START Listed entries

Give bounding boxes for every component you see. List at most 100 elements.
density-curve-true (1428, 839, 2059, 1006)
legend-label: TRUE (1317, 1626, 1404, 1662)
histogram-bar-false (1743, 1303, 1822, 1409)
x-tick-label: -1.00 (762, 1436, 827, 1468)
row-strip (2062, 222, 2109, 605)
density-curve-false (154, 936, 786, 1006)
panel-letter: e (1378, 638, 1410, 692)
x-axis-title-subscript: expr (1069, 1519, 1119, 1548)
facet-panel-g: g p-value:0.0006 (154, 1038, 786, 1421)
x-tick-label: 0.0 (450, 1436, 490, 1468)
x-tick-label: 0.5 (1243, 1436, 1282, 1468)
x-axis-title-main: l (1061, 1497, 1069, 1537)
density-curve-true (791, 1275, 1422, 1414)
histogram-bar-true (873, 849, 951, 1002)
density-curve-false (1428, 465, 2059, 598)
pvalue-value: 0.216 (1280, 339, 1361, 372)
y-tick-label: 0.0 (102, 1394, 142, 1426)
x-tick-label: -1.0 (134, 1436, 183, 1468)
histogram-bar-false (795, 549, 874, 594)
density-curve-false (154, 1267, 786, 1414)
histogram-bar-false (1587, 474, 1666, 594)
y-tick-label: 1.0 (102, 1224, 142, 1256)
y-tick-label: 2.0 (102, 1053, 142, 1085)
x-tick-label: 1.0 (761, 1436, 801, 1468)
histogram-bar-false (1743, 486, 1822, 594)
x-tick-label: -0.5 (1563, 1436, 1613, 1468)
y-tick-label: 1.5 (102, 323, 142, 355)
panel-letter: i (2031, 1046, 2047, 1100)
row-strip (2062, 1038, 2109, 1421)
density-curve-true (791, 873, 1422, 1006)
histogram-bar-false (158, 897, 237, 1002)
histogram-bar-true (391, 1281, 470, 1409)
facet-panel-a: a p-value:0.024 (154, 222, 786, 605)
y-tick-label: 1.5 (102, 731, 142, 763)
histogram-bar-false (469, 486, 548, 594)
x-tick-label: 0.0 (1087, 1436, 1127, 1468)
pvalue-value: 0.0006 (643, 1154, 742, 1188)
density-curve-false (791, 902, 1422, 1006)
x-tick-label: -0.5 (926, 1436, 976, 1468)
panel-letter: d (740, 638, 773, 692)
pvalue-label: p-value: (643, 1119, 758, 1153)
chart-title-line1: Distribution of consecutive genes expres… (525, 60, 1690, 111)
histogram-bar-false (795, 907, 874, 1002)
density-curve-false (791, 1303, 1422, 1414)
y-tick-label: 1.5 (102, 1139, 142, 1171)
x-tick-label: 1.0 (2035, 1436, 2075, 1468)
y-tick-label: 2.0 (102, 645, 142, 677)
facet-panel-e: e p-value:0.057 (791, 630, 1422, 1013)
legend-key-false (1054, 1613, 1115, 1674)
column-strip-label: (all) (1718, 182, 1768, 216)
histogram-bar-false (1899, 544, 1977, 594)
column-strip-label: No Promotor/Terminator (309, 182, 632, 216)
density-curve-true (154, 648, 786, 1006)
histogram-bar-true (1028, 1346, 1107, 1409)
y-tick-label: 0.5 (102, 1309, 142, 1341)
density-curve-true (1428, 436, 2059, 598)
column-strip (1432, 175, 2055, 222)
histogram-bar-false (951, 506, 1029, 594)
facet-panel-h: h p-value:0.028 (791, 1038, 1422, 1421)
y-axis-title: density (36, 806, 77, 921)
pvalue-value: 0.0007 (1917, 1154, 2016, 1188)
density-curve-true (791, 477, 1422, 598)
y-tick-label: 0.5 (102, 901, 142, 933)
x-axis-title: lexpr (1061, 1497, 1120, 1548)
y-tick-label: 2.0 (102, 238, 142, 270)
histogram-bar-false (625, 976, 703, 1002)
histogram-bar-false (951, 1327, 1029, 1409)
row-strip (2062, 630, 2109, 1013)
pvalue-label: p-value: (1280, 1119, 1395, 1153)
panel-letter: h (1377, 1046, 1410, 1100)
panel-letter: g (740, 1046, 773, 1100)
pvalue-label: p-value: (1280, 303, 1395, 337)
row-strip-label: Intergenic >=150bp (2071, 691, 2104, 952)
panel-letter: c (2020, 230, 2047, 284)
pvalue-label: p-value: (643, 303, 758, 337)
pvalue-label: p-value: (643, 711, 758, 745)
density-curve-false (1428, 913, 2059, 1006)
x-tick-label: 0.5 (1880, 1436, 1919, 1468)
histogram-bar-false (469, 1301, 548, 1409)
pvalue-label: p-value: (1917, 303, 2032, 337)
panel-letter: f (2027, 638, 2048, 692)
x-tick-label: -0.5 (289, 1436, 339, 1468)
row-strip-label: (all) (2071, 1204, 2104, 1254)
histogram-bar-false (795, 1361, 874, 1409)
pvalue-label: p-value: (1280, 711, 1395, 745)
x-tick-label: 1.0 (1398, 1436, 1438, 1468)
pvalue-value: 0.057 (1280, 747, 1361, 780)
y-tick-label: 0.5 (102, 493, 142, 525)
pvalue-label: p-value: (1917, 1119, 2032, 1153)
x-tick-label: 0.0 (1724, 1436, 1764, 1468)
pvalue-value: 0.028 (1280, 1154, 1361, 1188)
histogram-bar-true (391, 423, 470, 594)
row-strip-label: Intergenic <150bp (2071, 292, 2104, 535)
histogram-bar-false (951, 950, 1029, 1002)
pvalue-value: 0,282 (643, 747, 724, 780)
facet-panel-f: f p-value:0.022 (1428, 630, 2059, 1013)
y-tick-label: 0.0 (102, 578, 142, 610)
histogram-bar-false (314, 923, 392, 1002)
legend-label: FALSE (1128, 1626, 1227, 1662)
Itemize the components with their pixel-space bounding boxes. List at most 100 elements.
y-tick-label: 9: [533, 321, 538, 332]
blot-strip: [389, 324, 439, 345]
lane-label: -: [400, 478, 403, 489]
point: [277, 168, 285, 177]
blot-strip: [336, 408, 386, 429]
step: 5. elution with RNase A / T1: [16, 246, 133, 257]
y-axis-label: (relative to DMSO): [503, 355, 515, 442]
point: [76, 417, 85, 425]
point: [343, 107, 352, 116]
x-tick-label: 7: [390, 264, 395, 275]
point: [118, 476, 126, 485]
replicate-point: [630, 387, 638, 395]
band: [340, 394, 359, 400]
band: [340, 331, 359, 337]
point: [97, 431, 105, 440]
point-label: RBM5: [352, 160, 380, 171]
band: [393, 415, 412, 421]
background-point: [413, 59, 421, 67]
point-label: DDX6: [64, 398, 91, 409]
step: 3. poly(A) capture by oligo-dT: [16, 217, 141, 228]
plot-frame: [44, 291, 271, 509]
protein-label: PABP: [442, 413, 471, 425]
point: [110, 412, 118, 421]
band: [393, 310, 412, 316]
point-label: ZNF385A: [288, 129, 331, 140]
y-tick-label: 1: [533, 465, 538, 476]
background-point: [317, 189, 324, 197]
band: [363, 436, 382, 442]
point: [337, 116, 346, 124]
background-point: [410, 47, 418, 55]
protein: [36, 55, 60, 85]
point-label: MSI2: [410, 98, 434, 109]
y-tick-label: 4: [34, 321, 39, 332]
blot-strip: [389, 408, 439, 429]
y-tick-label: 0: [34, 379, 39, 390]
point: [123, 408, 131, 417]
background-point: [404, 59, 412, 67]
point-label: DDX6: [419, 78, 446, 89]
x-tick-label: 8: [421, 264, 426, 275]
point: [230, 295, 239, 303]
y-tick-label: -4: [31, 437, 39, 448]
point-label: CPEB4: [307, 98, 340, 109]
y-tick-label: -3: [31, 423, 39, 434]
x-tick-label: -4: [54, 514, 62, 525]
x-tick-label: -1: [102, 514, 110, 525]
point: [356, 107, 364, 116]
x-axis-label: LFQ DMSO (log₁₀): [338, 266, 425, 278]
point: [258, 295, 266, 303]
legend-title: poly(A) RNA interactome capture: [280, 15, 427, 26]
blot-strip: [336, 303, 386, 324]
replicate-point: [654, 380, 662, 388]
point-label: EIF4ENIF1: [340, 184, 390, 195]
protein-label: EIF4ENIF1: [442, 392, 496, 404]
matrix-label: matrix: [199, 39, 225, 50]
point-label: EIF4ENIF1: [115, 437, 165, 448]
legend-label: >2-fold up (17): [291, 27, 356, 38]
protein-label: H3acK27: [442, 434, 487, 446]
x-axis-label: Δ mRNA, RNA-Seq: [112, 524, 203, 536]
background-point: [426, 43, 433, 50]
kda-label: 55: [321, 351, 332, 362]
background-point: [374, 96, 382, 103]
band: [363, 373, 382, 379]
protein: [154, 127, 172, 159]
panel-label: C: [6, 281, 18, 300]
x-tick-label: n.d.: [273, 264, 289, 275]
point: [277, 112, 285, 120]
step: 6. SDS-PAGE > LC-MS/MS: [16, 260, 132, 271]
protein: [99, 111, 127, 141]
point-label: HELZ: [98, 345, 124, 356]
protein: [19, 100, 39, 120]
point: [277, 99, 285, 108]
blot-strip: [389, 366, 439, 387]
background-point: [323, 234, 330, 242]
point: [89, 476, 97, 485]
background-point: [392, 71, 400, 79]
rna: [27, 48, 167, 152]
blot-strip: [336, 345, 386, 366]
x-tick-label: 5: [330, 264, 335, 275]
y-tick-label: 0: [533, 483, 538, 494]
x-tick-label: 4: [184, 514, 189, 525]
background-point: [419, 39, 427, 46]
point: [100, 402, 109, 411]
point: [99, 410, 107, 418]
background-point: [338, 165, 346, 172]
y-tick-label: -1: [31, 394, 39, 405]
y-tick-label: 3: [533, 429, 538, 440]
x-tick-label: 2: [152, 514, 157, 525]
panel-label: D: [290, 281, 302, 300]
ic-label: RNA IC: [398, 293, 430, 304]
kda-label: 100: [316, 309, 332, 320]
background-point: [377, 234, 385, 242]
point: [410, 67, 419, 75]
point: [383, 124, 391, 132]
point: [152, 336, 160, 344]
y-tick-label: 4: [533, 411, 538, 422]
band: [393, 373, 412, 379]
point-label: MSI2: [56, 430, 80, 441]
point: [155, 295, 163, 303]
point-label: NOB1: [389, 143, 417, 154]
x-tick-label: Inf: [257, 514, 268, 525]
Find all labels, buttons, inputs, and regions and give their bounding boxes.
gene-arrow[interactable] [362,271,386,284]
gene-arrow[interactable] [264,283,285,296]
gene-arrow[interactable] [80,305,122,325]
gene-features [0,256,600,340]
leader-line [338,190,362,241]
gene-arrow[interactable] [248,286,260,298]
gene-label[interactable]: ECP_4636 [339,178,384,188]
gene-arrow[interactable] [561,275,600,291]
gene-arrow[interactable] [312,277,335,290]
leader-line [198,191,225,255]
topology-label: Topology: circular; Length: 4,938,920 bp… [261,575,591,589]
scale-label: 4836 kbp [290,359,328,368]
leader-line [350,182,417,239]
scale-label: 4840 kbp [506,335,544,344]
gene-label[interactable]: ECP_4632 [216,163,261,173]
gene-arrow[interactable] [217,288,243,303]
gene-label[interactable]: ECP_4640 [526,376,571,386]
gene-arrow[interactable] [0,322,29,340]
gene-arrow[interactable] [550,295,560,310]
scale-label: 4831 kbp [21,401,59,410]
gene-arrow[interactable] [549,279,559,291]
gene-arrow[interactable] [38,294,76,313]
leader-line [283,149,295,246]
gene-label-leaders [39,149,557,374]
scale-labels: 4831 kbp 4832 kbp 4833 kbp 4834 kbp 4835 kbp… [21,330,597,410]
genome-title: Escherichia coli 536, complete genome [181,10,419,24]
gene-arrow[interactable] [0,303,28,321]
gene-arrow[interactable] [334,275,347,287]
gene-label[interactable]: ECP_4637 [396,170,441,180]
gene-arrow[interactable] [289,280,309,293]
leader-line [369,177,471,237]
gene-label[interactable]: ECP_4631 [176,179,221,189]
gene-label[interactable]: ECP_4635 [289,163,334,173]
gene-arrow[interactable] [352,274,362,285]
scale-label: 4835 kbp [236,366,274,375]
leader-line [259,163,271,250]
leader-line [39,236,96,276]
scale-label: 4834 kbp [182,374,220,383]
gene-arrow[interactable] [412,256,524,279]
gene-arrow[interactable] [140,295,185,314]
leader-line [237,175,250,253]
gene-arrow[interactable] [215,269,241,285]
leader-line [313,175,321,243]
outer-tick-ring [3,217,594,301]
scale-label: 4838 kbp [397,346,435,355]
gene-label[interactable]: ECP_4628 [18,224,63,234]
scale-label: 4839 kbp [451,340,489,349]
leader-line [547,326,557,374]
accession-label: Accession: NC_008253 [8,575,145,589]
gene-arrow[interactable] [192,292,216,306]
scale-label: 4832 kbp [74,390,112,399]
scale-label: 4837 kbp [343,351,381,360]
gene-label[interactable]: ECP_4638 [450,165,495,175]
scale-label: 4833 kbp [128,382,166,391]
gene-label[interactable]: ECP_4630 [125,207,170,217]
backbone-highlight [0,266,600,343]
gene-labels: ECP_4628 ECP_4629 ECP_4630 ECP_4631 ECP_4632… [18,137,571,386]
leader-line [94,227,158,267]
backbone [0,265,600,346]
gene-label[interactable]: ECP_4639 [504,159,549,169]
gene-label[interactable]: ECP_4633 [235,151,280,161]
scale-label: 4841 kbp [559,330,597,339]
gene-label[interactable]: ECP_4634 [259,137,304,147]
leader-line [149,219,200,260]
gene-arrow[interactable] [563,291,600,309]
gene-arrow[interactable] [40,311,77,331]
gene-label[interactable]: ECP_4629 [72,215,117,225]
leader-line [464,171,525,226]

END Listed entries

The problem
Before answering, count every line of the data that holds the word "band"; the reply is that number only.

Solved problem
7